╭──

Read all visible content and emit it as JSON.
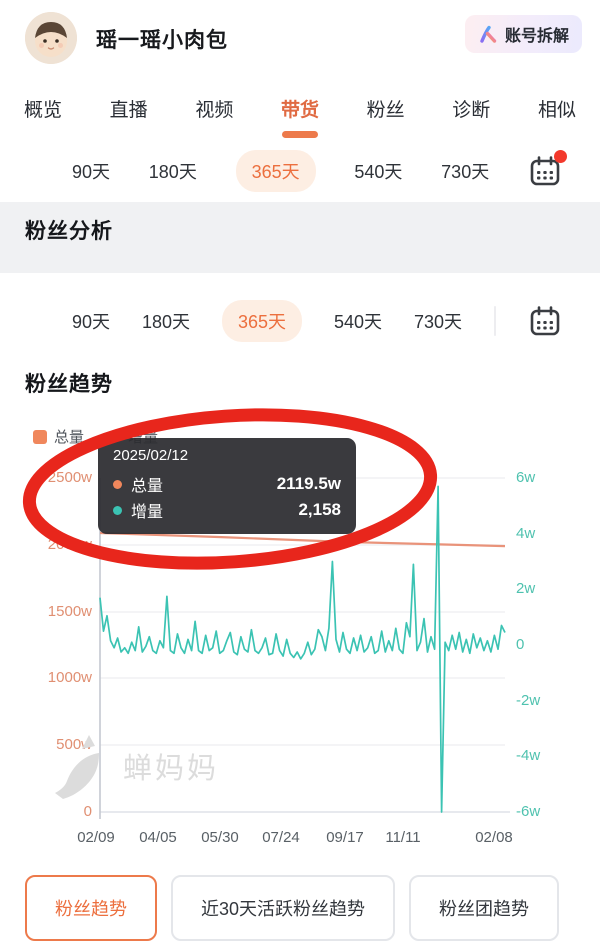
{
  "header": {
    "account_name": "瑶一瑶小肉包",
    "analyze_button": "账号拆解"
  },
  "tabs": {
    "items": [
      {
        "label": "概览"
      },
      {
        "label": "直播"
      },
      {
        "label": "视频"
      },
      {
        "label": "带货"
      },
      {
        "label": "粉丝"
      },
      {
        "label": "诊断"
      },
      {
        "label": "相似"
      }
    ],
    "active": "带货"
  },
  "time_selector": {
    "options": [
      "90天",
      "180天",
      "365天",
      "540天",
      "730天"
    ],
    "selected": "365天",
    "calendar_icon": "calendar-icon",
    "row1_badge": "red-dot-unread"
  },
  "section": {
    "title": "粉丝分析"
  },
  "card": {
    "chart_title": "粉丝趋势"
  },
  "tooltip": {
    "date": "2025/02/12",
    "rows": [
      {
        "label": "总量",
        "value": "2119.5w",
        "color": "#f0875c"
      },
      {
        "label": "增量",
        "value": "2,158",
        "color": "#3bc3b3"
      }
    ]
  },
  "watermark": {
    "text": "蝉妈妈"
  },
  "footer_tabs": [
    {
      "label": "粉丝趋势",
      "active": true
    },
    {
      "label": "近30天活跃粉丝趋势",
      "active": false
    },
    {
      "label": "粉丝团趋势",
      "active": false
    }
  ],
  "colors": {
    "accent_orange": "#ed7a4b",
    "selected_pill_bg": "#fdeee3",
    "total_line": "#e9937a",
    "increment_line": "#3bc3b3",
    "left_axis_text": "#e08f72",
    "right_axis_text": "#4fc2af",
    "annotation_red": "#e8261c",
    "tooltip_bg": "#2b2b2f",
    "badge_red": "#f3392c"
  },
  "chart_data": {
    "type": "line",
    "title": "粉丝趋势",
    "legend": [
      "总量",
      "增量"
    ],
    "legend_position": "top-left",
    "grid": true,
    "x_tick_labels": [
      "02/09",
      "04/05",
      "05/30",
      "07/24",
      "09/17",
      "11/11",
      "02/08"
    ],
    "y_left": {
      "ticks": [
        "2500w",
        "2000w",
        "1500w",
        "1000w",
        "500w",
        "0"
      ],
      "min": 0,
      "max": 2500,
      "unit": "w(万)"
    },
    "y_right": {
      "ticks": [
        "6w",
        "4w",
        "2w",
        "0",
        "-2w",
        "-4w",
        "-6w"
      ],
      "min": -6,
      "max": 6,
      "unit": "w(万)"
    },
    "highlighted_point": {
      "date": "2025/02/12",
      "total": "2119.5w",
      "increment": "2,158"
    },
    "series": [
      {
        "name": "总量",
        "axis": "left",
        "color": "#e9937a",
        "points_frac_value": [
          [
            0,
            2088
          ],
          [
            0.3,
            2058
          ],
          [
            0.6,
            2022
          ],
          [
            0.85,
            2002
          ],
          [
            1,
            1990
          ]
        ]
      },
      {
        "name": "增量",
        "axis": "right",
        "color": "#3bc3b3",
        "values_w": [
          1.7,
          0.5,
          1.05,
          0.15,
          -0.1,
          0.25,
          -0.25,
          -0.1,
          -0.3,
          0.1,
          -0.2,
          0.65,
          -0.25,
          -0.05,
          0.3,
          -0.2,
          -0.3,
          0.15,
          -0.1,
          1.75,
          -0.2,
          -0.3,
          0.4,
          -0.1,
          -0.3,
          0.2,
          -0.2,
          0.85,
          -0.2,
          -0.3,
          0.35,
          -0.2,
          -0.1,
          0.5,
          -0.3,
          -0.2,
          0.15,
          0.45,
          -0.25,
          -0.35,
          0.3,
          -0.15,
          -0.25,
          0.55,
          -0.2,
          -0.3,
          -0.1,
          0.25,
          -0.35,
          -0.3,
          0.4,
          -0.2,
          -0.4,
          0.2,
          -0.3,
          -0.45,
          -0.25,
          -0.5,
          -0.3,
          0.1,
          -0.35,
          -0.15,
          0.55,
          0.3,
          -0.2,
          0.6,
          3.0,
          0.2,
          -0.25,
          0.45,
          -0.15,
          -0.3,
          0.25,
          -0.2,
          0.35,
          -0.25,
          -0.1,
          0.3,
          -0.3,
          -0.2,
          0.5,
          -0.25,
          0.15,
          -0.2,
          0.6,
          -0.15,
          -0.3,
          0.8,
          0.3,
          2.9,
          -0.2,
          0.1,
          0.95,
          -0.25,
          0.3,
          -0.15,
          5.7,
          -6.0,
          0.1,
          -0.2,
          0.35,
          -0.15,
          0.45,
          -0.25,
          0.2,
          -0.3,
          0.4,
          -0.1,
          0.25,
          -0.2,
          0.15,
          -0.25,
          0.35,
          -0.15,
          0.7,
          0.45
        ]
      }
    ]
  }
}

╰──

▶ **STATED EXERCISE**
Locate the lines above that hold the word "active". Show every one of them.

▶ **REPLY TO THE TASK**
    "active": "带货"
      "active": true
      "active": false
      "active": false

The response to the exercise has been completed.